+++ Task input

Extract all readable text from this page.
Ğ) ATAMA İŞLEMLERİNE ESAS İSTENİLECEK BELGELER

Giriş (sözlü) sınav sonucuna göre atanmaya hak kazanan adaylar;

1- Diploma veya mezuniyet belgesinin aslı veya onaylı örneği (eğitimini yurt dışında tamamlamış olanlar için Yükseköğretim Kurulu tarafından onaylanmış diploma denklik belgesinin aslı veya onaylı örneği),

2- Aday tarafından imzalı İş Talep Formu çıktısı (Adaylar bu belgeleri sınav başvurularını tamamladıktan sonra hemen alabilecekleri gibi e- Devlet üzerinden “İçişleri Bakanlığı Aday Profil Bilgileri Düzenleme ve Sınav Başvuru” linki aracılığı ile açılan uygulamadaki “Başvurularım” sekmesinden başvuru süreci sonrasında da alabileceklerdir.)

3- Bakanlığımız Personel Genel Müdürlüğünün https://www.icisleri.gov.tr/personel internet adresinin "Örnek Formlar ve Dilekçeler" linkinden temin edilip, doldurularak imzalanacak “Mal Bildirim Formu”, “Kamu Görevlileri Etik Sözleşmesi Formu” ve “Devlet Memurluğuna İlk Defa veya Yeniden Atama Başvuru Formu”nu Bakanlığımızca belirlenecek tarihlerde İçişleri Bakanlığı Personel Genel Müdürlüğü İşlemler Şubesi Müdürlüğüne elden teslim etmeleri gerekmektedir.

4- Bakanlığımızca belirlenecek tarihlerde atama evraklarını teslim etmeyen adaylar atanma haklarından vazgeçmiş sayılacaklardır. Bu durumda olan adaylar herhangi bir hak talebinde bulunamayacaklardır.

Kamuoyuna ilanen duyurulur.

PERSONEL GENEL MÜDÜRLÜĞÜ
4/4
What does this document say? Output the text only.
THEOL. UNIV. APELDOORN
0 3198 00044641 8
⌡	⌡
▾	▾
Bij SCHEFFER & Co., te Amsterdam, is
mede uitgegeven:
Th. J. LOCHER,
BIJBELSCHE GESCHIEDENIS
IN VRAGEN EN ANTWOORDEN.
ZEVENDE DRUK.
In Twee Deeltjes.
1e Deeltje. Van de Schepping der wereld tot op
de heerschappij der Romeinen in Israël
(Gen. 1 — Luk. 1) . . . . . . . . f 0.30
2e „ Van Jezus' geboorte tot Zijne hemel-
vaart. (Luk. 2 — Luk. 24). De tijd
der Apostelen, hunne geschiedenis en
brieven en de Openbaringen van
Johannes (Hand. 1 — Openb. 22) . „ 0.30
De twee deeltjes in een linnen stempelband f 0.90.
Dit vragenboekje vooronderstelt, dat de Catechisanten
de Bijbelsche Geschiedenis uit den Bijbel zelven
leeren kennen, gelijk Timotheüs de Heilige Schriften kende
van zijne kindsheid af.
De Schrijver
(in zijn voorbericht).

++++++

- Task instructions: Go through the records above and set each one down exactly, please.

- Response for this exercise:
Extract all readable text from this page.
Ğ) ATAMA İŞLEMLERİNE ESAS İSTENİLECEK BELGELER

Giriş (sözlü) sınav sonucuna göre atanmaya hak kazanan adaylar;

1- Diploma veya mezuniyet belgesinin aslı veya onaylı örneği (eğitimini yurt dışında tamamlamış olanlar için Yükseköğretim Kurulu tarafından onaylanmış diploma denklik belgesinin aslı veya onaylı örneği),

2- Aday tarafından imzalı İş Talep Formu çıktısı (Adaylar bu belgeleri sınav başvurularını tamamladıktan sonra hemen alabilecekleri gibi e- Devlet üzerinden “İçişleri Bakanlığı Aday Profil Bilgileri Düzenleme ve Sınav Başvuru” linki aracılığı ile açılan uygulamadaki “Başvurularım” sekmesinden başvuru süreci sonrasında da alabileceklerdir.)

3- Bakanlığımız Personel Genel Müdürlüğünün https://www.icisleri.gov.tr/personel internet adresinin "Örnek Formlar ve Dilekçeler" linkinden temin edilip, doldurularak imzalanacak “Mal Bildirim Formu”, “Kamu Görevlileri Etik Sözleşmesi Formu” ve “Devlet Memurluğuna İlk Defa veya Yeniden Atama Başvuru Formu”nu Bakanlığımızca belirlenecek tarihlerde İçişleri Bakanlığı Personel Genel Müdürlüğü İşlemler Şubesi Müdürlüğüne elden teslim etmeleri gerekmektedir.

4- Bakanlığımızca belirlenecek tarihlerde atama evraklarını teslim etmeyen adaylar atanma haklarından vazgeçmiş sayılacaklardır. Bu durumda olan adaylar herhangi bir hak talebinde bulunamayacaklardır.

Kamuoyuna ilanen duyurulur.

PERSONEL GENEL MÜDÜRLÜĞÜ
4/4
What does this document say? Output the text only.
THEOL. UNIV. APELDOORN
0 3198 00044641 8
⌡	⌡
▾	▾
Bij SCHEFFER & Co., te Amsterdam, is
mede uitgegeven:
Th. J. LOCHER,
BIJBELSCHE GESCHIEDENIS
IN VRAGEN EN ANTWOORDEN.
ZEVENDE DRUK.
In Twee Deeltjes.
1e Deeltje. Van de Schepping der wereld tot op
de heerschappij der Romeinen in Israël
(Gen. 1 — Luk. 1) . . . . . . . . f 0.30
2e „ Van Jezus' geboorte tot Zijne hemel-
vaart. (Luk. 2 — Luk. 24). De tijd
der Apostelen, hunne geschiedenis en
brieven en de Openbaringen van
Johannes (Hand. 1 — Openb. 22) . „ 0.30
De twee deeltjes in een linnen stempelband f 0.90.
Dit vragenboekje vooronderstelt, dat de Catechisanten
de Bijbelsche Geschiedenis uit den Bijbel zelven
leeren kennen, gelijk Timotheüs de Heilige Schriften kende
van zijne kindsheid af.
De Schrijver
(in zijn voorbericht).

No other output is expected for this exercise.